INSTRUCTIONS FOR THE TASK >>
Extract the lines that carry the string "needles" from the listing.
━━━━━━
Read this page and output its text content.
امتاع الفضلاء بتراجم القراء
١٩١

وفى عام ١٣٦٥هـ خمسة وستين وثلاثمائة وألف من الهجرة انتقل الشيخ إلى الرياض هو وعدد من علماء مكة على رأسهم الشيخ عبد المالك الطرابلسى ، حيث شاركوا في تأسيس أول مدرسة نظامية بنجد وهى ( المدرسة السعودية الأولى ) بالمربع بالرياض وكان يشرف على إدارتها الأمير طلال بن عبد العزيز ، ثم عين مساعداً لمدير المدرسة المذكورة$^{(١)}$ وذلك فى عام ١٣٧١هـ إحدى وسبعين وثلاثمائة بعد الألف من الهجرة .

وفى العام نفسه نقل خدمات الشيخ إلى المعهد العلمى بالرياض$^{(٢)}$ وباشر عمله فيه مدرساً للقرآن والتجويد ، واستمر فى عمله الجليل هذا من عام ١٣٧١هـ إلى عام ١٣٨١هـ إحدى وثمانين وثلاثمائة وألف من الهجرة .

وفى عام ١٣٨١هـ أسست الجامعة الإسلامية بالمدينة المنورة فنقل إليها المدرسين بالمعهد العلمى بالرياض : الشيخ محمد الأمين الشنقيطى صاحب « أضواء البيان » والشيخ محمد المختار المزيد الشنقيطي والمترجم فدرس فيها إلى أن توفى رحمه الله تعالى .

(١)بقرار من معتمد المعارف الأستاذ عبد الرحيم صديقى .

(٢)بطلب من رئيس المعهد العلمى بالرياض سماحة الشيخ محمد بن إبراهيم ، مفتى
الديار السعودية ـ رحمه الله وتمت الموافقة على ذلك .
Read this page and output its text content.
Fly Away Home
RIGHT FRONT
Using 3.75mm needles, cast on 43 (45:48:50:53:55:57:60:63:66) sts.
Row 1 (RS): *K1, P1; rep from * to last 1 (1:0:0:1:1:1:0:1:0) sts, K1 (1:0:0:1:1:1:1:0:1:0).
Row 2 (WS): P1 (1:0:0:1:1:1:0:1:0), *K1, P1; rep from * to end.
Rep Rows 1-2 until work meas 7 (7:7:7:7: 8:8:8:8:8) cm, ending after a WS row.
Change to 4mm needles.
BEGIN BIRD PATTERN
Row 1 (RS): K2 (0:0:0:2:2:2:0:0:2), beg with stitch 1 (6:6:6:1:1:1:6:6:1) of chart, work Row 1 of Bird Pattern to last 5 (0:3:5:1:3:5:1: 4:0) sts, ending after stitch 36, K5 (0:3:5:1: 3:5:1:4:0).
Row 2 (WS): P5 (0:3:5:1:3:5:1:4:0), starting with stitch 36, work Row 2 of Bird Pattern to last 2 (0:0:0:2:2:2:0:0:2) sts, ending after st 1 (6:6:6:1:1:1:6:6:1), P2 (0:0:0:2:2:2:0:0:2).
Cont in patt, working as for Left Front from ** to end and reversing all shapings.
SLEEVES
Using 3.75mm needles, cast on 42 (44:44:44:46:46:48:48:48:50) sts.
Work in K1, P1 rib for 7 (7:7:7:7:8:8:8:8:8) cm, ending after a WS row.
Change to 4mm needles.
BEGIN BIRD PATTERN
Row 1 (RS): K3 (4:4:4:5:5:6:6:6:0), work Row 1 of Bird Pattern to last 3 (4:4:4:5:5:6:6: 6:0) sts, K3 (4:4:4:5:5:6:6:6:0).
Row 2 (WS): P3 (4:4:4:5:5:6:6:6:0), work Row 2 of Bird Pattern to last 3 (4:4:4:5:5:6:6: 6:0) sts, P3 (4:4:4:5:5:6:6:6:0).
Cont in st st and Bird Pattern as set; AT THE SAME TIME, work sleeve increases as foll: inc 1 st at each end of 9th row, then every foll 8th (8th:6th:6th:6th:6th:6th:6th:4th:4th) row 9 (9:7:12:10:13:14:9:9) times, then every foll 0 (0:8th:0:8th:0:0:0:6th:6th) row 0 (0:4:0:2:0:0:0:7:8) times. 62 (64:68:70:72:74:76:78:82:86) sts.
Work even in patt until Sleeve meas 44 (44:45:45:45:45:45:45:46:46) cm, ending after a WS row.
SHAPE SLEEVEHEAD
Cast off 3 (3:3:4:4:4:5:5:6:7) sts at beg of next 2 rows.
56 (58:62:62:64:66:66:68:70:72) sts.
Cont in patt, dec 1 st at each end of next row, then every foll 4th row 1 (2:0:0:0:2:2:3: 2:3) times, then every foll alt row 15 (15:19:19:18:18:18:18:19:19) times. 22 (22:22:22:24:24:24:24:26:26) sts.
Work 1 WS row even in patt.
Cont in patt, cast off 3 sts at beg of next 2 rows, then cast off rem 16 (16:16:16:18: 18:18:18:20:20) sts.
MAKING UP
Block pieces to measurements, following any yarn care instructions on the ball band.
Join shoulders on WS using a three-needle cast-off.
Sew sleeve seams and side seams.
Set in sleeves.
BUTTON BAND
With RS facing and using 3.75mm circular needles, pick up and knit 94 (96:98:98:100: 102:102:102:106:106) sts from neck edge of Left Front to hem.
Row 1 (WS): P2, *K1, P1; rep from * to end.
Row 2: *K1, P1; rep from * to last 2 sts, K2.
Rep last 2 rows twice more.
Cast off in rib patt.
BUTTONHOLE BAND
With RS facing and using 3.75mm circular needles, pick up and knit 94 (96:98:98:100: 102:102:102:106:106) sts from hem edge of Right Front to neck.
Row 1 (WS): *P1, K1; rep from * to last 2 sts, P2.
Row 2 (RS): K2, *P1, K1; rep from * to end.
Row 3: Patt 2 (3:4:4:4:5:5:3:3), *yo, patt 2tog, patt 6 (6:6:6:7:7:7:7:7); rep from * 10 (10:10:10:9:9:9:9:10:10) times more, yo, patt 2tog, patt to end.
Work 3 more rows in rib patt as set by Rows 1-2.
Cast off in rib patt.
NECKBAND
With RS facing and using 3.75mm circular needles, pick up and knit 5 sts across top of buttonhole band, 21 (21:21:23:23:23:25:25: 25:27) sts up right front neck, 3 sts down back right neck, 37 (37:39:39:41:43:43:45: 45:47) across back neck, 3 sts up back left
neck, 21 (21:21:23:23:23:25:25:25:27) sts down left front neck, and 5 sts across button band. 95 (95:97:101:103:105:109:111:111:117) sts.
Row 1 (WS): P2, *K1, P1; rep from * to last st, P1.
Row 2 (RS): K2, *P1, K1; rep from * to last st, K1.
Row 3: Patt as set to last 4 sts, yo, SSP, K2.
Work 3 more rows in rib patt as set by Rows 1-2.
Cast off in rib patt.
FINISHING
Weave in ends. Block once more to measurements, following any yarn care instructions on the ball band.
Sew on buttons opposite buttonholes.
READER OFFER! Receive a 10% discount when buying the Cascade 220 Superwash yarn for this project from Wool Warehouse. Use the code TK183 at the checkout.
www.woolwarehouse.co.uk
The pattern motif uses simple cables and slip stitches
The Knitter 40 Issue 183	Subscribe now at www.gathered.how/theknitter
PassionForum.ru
━━━━━━
EXPECTED ANSWER >>
Using 3.75mm needles, cast on 43 (45:48:50:53:55:57:60:63:66) sts.
Change to 4mm needles.
Using 3.75mm needles, cast on 42 (44:44:44:46:46:48:48:48:50) sts.
Change to 4mm needles.
With RS facing and using 3.75mm circular needles, pick up and knit 94 (96:98:98:100: 102:102:102:106:106) sts from neck edge of Left Front to hem.
With RS facing and using 3.75mm circular needles, pick up and knit 94 (96:98:98:100: 102:102:102:106:106) sts from hem edge of Right Front to neck.
With RS facing and using 3.75mm circular needles, pick up and knit 5 sts across top of buttonhole band, 21 (21:21:23:23:23:25:25: 25:27) sts up right front neck, 3 sts down back right neck, 37 (37:39:39:41:43:43:45: 45:47) across back neck, 3 sts up back left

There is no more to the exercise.